* _EXCERPTED RECORDS_:
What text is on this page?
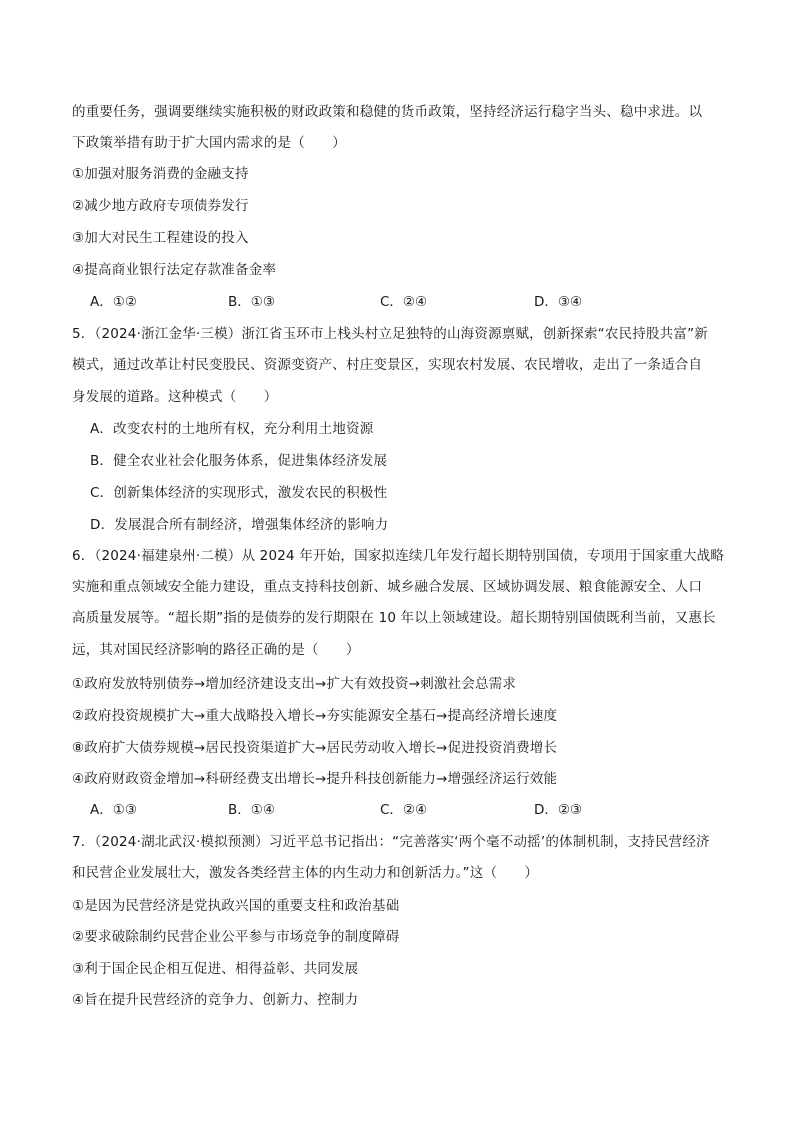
的重要任务，强调要继续实施积极的财政政策和稳健的货币政策，坚持经济运行稳字当头、稳中求进。以
下政策举措有助于扩大国内需求的是（　　）
①加强对服务消费的金融支持
②减少地方政府专项债券发行
③加大对民生工程建设的投入
④提高商业银行法定存款准备金率
A．①②	B．①③	C．②④	D．③④
5．（2024·浙江金华·三模）浙江省玉环市上栈头村立足独特的山海资源禀赋，创新探索“农民持股共富”新
模式，通过改革让村民变股民、资源变资产、村庄变景区，实现农村发展、农民增收，走出了一条适合自
身发展的道路。这种模式（　　）
A．改变农村的土地所有权，充分利用土地资源
B．健全农业社会化服务体系，促进集体经济发展
C．创新集体经济的实现形式，激发农民的积极性
D．发展混合所有制经济，增强集体经济的影响力
6．（2024·福建泉州·二模）从 2024 年开始，国家拟连续几年发行超长期特别国债，专项用于国家重大战略
实施和重点领域安全能力建设，重点支持科技创新、城乡融合发展、区域协调发展、粮食能源安全、人口
高质量发展等。“超长期”指的是债券的发行期限在 10 年以上领域建设。超长期特别国债既利当前，又惠长
远，其对国民经济影响的路径正确的是（　　）
①政府发放特别债券→增加经济建设支出→扩大有效投资→刺激社会总需求
②政府投资规模扩大→重大战略投入增长→夯实能源安全基石→提高经济增长速度
⑧政府扩大债券规模→居民投资渠道扩大→居民劳动收入增长→促进投资消费增长
④政府财政资金增加→科研经费支出增长→提升科技创新能力→增强经济运行效能
A．①③	B．①④	C．②④	D．②③
7．（2024·湖北武汉·模拟预测）习近平总书记指出：“完善落实‘两个毫不动摇’的体制机制，支持民营经济
和民营企业发展壮大，激发各类经营主体的内生动力和创新活力。”这（　　）
①是因为民营经济是党执政兴国的重要支柱和政治基础
②要求破除制约民营企业公平参与市场竞争的制度障碍
③利于国企民企相互促进、相得益彰、共同发展
④旨在提升民营经济的竞争力、创新力、控制力
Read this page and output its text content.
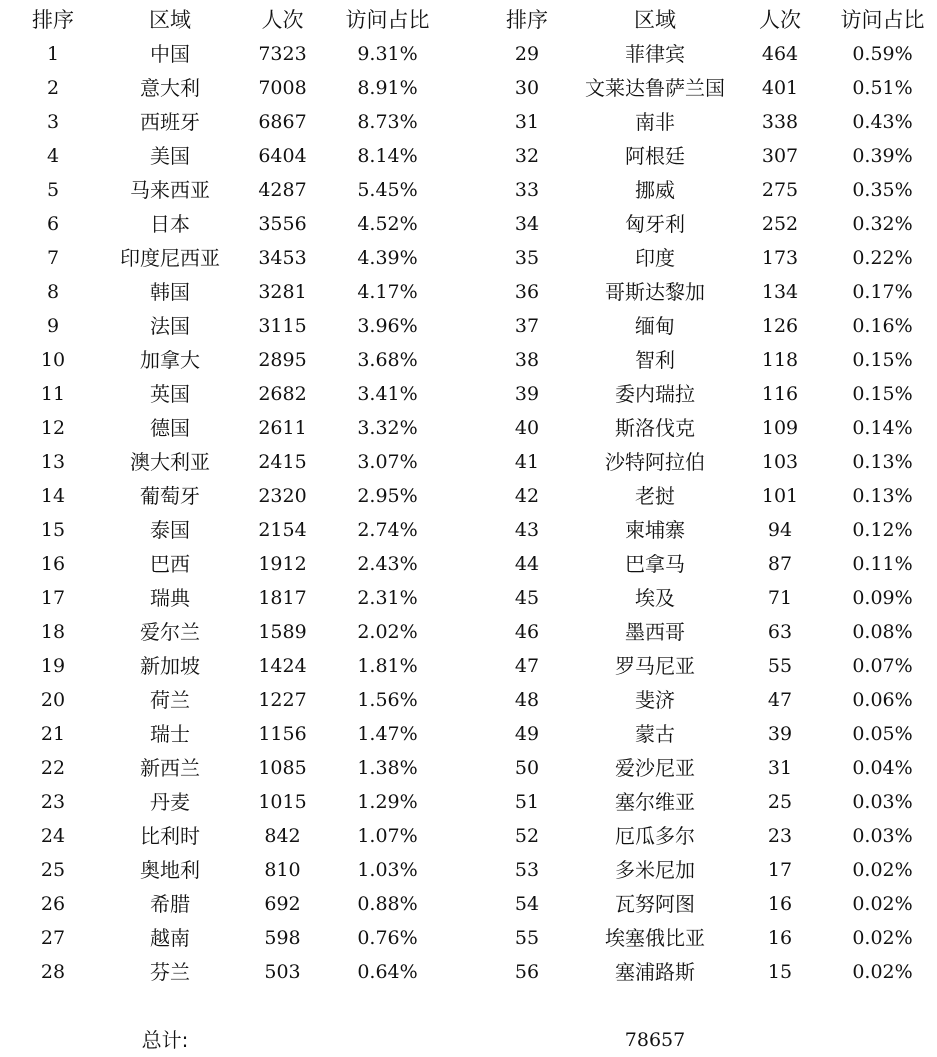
排序	区域	人次	访问占比	排序	区域	人次	访问占比
1	中国	7323	9.31%	29	菲律宾	464	0.59%
2	意大利	7008	8.91%	30	文莱达鲁萨兰国	401	0.51%
3	西班牙	6867	8.73%	31	南非	338	0.43%
4	美国	6404	8.14%	32	阿根廷	307	0.39%
5	马来西亚	4287	5.45%	33	挪威	275	0.35%
6	日本	3556	4.52%	34	匈牙利	252	0.32%
7	印度尼西亚	3453	4.39%	35	印度	173	0.22%
8	韩国	3281	4.17%	36	哥斯达黎加	134	0.17%
9	法国	3115	3.96%	37	缅甸	126	0.16%
10	加拿大	2895	3.68%	38	智利	118	0.15%
11	英国	2682	3.41%	39	委内瑞拉	116	0.15%
12	德国	2611	3.32%	40	斯洛伐克	109	0.14%
13	澳大利亚	2415	3.07%	41	沙特阿拉伯	103	0.13%
14	葡萄牙	2320	2.95%	42	老挝	101	0.13%
15	泰国	2154	2.74%	43	柬埔寨	94	0.12%
16	巴西	1912	2.43%	44	巴拿马	87	0.11%
17	瑞典	1817	2.31%	45	埃及	71	0.09%
18	爱尔兰	1589	2.02%	46	墨西哥	63	0.08%
19	新加坡	1424	1.81%	47	罗马尼亚	55	0.07%
20	荷兰	1227	1.56%	48	斐济	47	0.06%
21	瑞士	1156	1.47%	49	蒙古	39	0.05%
22	新西兰	1085	1.38%	50	爱沙尼亚	31	0.04%
23	丹麦	1015	1.29%	51	塞尔维亚	25	0.03%
24	比利时	842	1.07%	52	厄瓜多尔	23	0.03%
25	奥地利	810	1.03%	53	多米尼加	17	0.02%
26	希腊	692	0.88%	54	瓦努阿图	16	0.02%
27	越南	598	0.76%	55	埃塞俄比亚	16	0.02%
28	芬兰	503	0.64%	56	塞浦路斯	15	0.02%
总计:	78657
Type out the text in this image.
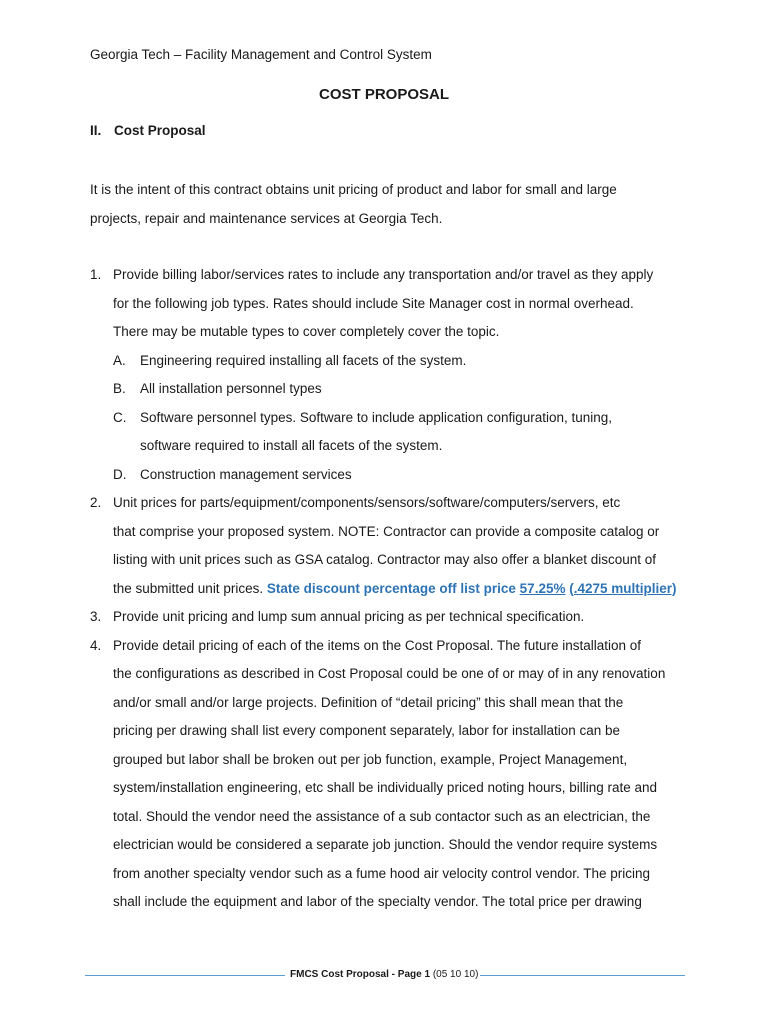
Georgia Tech – Facility Management and Control System
COST PROPOSAL
II. Cost Proposal
It is the intent of this contract obtains unit pricing of product and labor for small and large
projects, repair and maintenance services at Georgia Tech.
1. Provide billing labor/services rates to include any transportation and/or travel as they apply
for the following job types. Rates should include Site Manager cost in normal overhead.
There may be mutable types to cover completely cover the topic.
A. Engineering required installing all facets of the system.
B. All installation personnel types
C. Software personnel types. Software to include application configuration, tuning,
software required to install all facets of the system.
D. Construction management services
2. Unit prices for parts/equipment/components/sensors/software/computers/servers, etc
that comprise your proposed system. NOTE: Contractor can provide a composite catalog or
listing with unit prices such as GSA catalog. Contractor may also offer a blanket discount of
the submitted unit prices. State discount percentage off list price 57.25% (.4275 multiplier)
3. Provide unit pricing and lump sum annual pricing as per technical specification.
4. Provide detail pricing of each of the items on the Cost Proposal. The future installation of
the configurations as described in Cost Proposal could be one of or may of in any renovation
and/or small and/or large projects. Definition of “detail pricing” this shall mean that the
pricing per drawing shall list every component separately, labor for installation can be
grouped but labor shall be broken out per job function, example, Project Management,
system/installation engineering, etc shall be individually priced noting hours, billing rate and
total. Should the vendor need the assistance of a sub contactor such as an electrician, the
electrician would be considered a separate job junction. Should the vendor require systems
from another specialty vendor such as a fume hood air velocity control vendor. The pricing
shall include the equipment and labor of the specialty vendor. The total price per drawing
FMCS Cost Proposal - Page 1 (05 10 10)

* _GIVEN EXERCISE_:
Without the pictures, copy the material exactly as given.

* _FULL ANSWER_:
What text is on this page?
的重要任务，强调要继续实施积极的财政政策和稳健的货币政策，坚持经济运行稳字当头、稳中求进。以
下政策举措有助于扩大国内需求的是（　　）
①加强对服务消费的金融支持
②减少地方政府专项债券发行
③加大对民生工程建设的投入
④提高商业银行法定存款准备金率
A．①②	B．①③	C．②④	D．③④
5．（2024·浙江金华·三模）浙江省玉环市上栈头村立足独特的山海资源禀赋，创新探索“农民持股共富”新
模式，通过改革让村民变股民、资源变资产、村庄变景区，实现农村发展、农民增收，走出了一条适合自
身发展的道路。这种模式（　　）
A．改变农村的土地所有权，充分利用土地资源
B．健全农业社会化服务体系，促进集体经济发展
C．创新集体经济的实现形式，激发农民的积极性
D．发展混合所有制经济，增强集体经济的影响力
6．（2024·福建泉州·二模）从 2024 年开始，国家拟连续几年发行超长期特别国债，专项用于国家重大战略
实施和重点领域安全能力建设，重点支持科技创新、城乡融合发展、区域协调发展、粮食能源安全、人口
高质量发展等。“超长期”指的是债券的发行期限在 10 年以上领域建设。超长期特别国债既利当前，又惠长
远，其对国民经济影响的路径正确的是（　　）
①政府发放特别债券→增加经济建设支出→扩大有效投资→刺激社会总需求
②政府投资规模扩大→重大战略投入增长→夯实能源安全基石→提高经济增长速度
⑧政府扩大债券规模→居民投资渠道扩大→居民劳动收入增长→促进投资消费增长
④政府财政资金增加→科研经费支出增长→提升科技创新能力→增强经济运行效能
A．①③	B．①④	C．②④	D．②③
7．（2024·湖北武汉·模拟预测）习近平总书记指出：“完善落实‘两个毫不动摇’的体制机制，支持民营经济
和民营企业发展壮大，激发各类经营主体的内生动力和创新活力。”这（　　）
①是因为民营经济是党执政兴国的重要支柱和政治基础
②要求破除制约民营企业公平参与市场竞争的制度障碍
③利于国企民企相互促进、相得益彰、共同发展
④旨在提升民营经济的竞争力、创新力、控制力
Read this page and output its text content.
排序	区域	人次	访问占比	排序	区域	人次	访问占比
1	中国	7323	9.31%	29	菲律宾	464	0.59%
2	意大利	7008	8.91%	30	文莱达鲁萨兰国	401	0.51%
3	西班牙	6867	8.73%	31	南非	338	0.43%
4	美国	6404	8.14%	32	阿根廷	307	0.39%
5	马来西亚	4287	5.45%	33	挪威	275	0.35%
6	日本	3556	4.52%	34	匈牙利	252	0.32%
7	印度尼西亚	3453	4.39%	35	印度	173	0.22%
8	韩国	3281	4.17%	36	哥斯达黎加	134	0.17%
9	法国	3115	3.96%	37	缅甸	126	0.16%
10	加拿大	2895	3.68%	38	智利	118	0.15%
11	英国	2682	3.41%	39	委内瑞拉	116	0.15%
12	德国	2611	3.32%	40	斯洛伐克	109	0.14%
13	澳大利亚	2415	3.07%	41	沙特阿拉伯	103	0.13%
14	葡萄牙	2320	2.95%	42	老挝	101	0.13%
15	泰国	2154	2.74%	43	柬埔寨	94	0.12%
16	巴西	1912	2.43%	44	巴拿马	87	0.11%
17	瑞典	1817	2.31%	45	埃及	71	0.09%
18	爱尔兰	1589	2.02%	46	墨西哥	63	0.08%
19	新加坡	1424	1.81%	47	罗马尼亚	55	0.07%
20	荷兰	1227	1.56%	48	斐济	47	0.06%
21	瑞士	1156	1.47%	49	蒙古	39	0.05%
22	新西兰	1085	1.38%	50	爱沙尼亚	31	0.04%
23	丹麦	1015	1.29%	51	塞尔维亚	25	0.03%
24	比利时	842	1.07%	52	厄瓜多尔	23	0.03%
25	奥地利	810	1.03%	53	多米尼加	17	0.02%
26	希腊	692	0.88%	54	瓦努阿图	16	0.02%
27	越南	598	0.76%	55	埃塞俄比亚	16	0.02%
28	芬兰	503	0.64%	56	塞浦路斯	15	0.02%
总计:	78657
Type out the text in this image.
Georgia Tech – Facility Management and Control System
COST PROPOSAL
II. Cost Proposal
It is the intent of this contract obtains unit pricing of product and labor for small and large
projects, repair and maintenance services at Georgia Tech.
1. Provide billing labor/services rates to include any transportation and/or travel as they apply
for the following job types. Rates should include Site Manager cost in normal overhead.
There may be mutable types to cover completely cover the topic.
A. Engineering required installing all facets of the system.
B. All installation personnel types
C. Software personnel types. Software to include application configuration, tuning,
software required to install all facets of the system.
D. Construction management services
2. Unit prices for parts/equipment/components/sensors/software/computers/servers, etc
that comprise your proposed system. NOTE: Contractor can provide a composite catalog or
listing with unit prices such as GSA catalog. Contractor may also offer a blanket discount of
the submitted unit prices. State discount percentage off list price 57.25% (.4275 multiplier)
3. Provide unit pricing and lump sum annual pricing as per technical specification.
4. Provide detail pricing of each of the items on the Cost Proposal. The future installation of
the configurations as described in Cost Proposal could be one of or may of in any renovation
and/or small and/or large projects. Definition of “detail pricing” this shall mean that the
pricing per drawing shall list every component separately, labor for installation can be
grouped but labor shall be broken out per job function, example, Project Management,
system/installation engineering, etc shall be individually priced noting hours, billing rate and
total. Should the vendor need the assistance of a sub contactor such as an electrician, the
electrician would be considered a separate job junction. Should the vendor require systems
from another specialty vendor such as a fume hood air velocity control vendor. The pricing
shall include the equipment and labor of the specialty vendor. The total price per drawing
FMCS Cost Proposal - Page 1 (05 10 10)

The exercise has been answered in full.